**Written request:** All the records that follow need to be reproduced exactly. Omit the images.

**Exercise materials:**
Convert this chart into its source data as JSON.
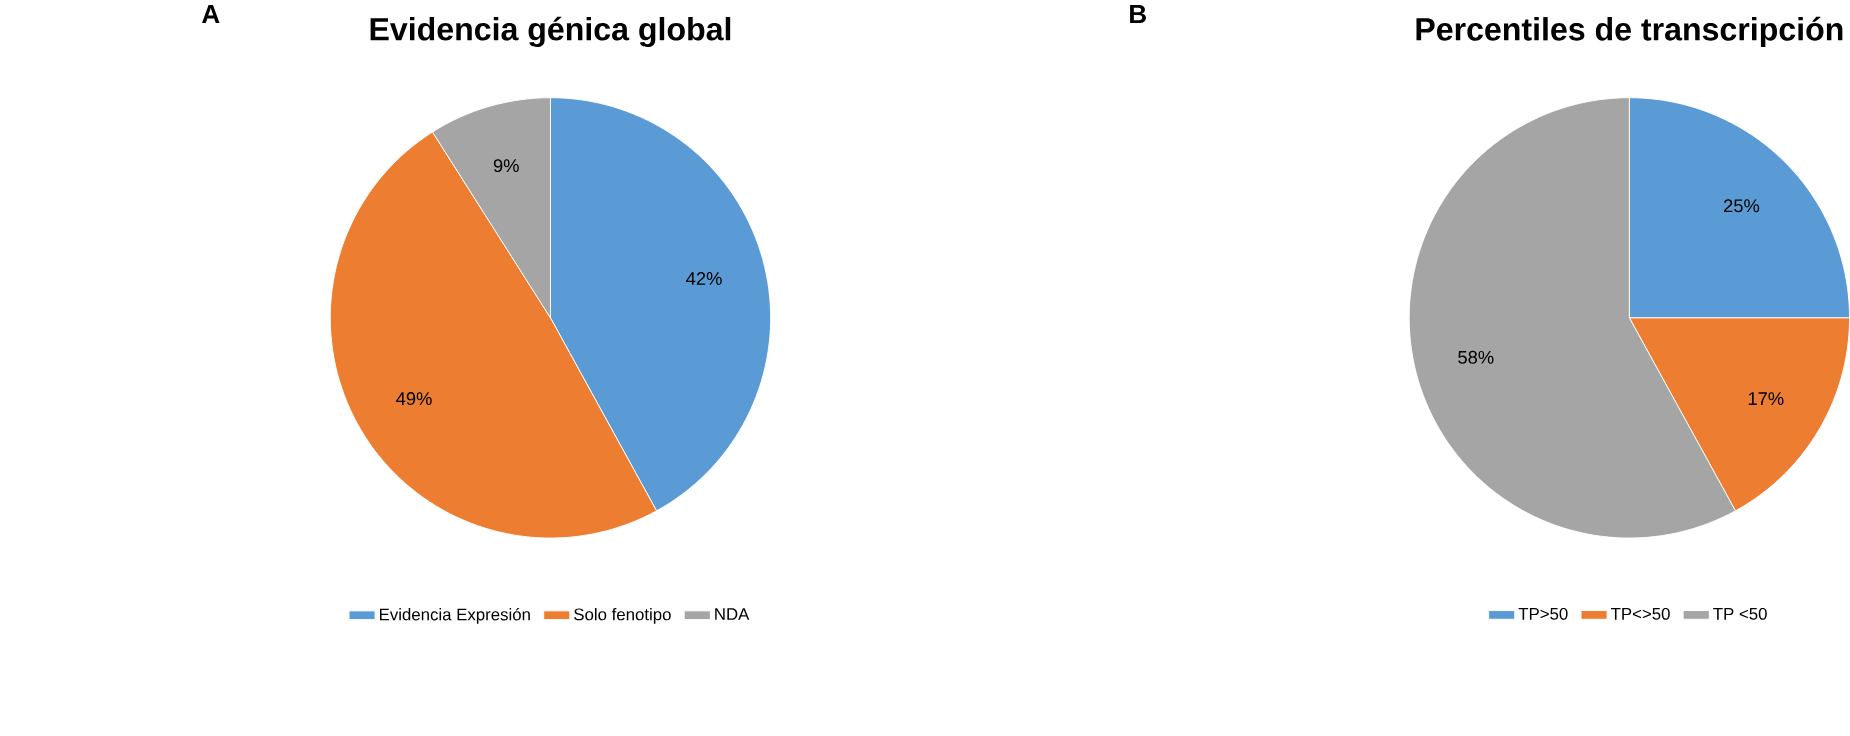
{
  "chart_data": [
    {
      "type": "pie",
      "title": "Evidencia génica global",
      "annotations": [
        "A"
      ],
      "categories": [
        "Evidencia Expresión",
        "Solo fenotipo",
        "NDA"
      ],
      "values": [
        42,
        49,
        9
      ],
      "value_labels": [
        "42%",
        "49%",
        "9%"
      ],
      "colors": [
        "#5b9bd5",
        "#ed7d31",
        "#a5a5a5"
      ],
      "legend": "bottom"
    },
    {
      "type": "pie",
      "title": "Percentiles de transcripción",
      "annotations": [
        "B"
      ],
      "categories": [
        "TP>50",
        "TP<>50",
        "TP <50"
      ],
      "values": [
        25,
        17,
        58
      ],
      "value_labels": [
        "25%",
        "17%",
        "58%"
      ],
      "colors": [
        "#5b9bd5",
        "#ed7d31",
        "#a5a5a5"
      ],
      "legend": "bottom"
    }
  ]
}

**Result for this task:**
Convert this chart into its source data as JSON.
{
  "chart_data": [
    {
      "type": "pie",
      "title": "Evidencia génica global",
      "annotations": [
        "A"
      ],
      "categories": [
        "Evidencia Expresión",
        "Solo fenotipo",
        "NDA"
      ],
      "values": [
        42,
        49,
        9
      ],
      "value_labels": [
        "42%",
        "49%",
        "9%"
      ],
      "colors": [
        "#5b9bd5",
        "#ed7d31",
        "#a5a5a5"
      ],
      "legend": "bottom"
    },
    {
      "type": "pie",
      "title": "Percentiles de transcripción",
      "annotations": [
        "B"
      ],
      "categories": [
        "TP>50",
        "TP<>50",
        "TP <50"
      ],
      "values": [
        25,
        17,
        58
      ],
      "value_labels": [
        "25%",
        "17%",
        "58%"
      ],
      "colors": [
        "#5b9bd5",
        "#ed7d31",
        "#a5a5a5"
      ],
      "legend": "bottom"
    }
  ]
}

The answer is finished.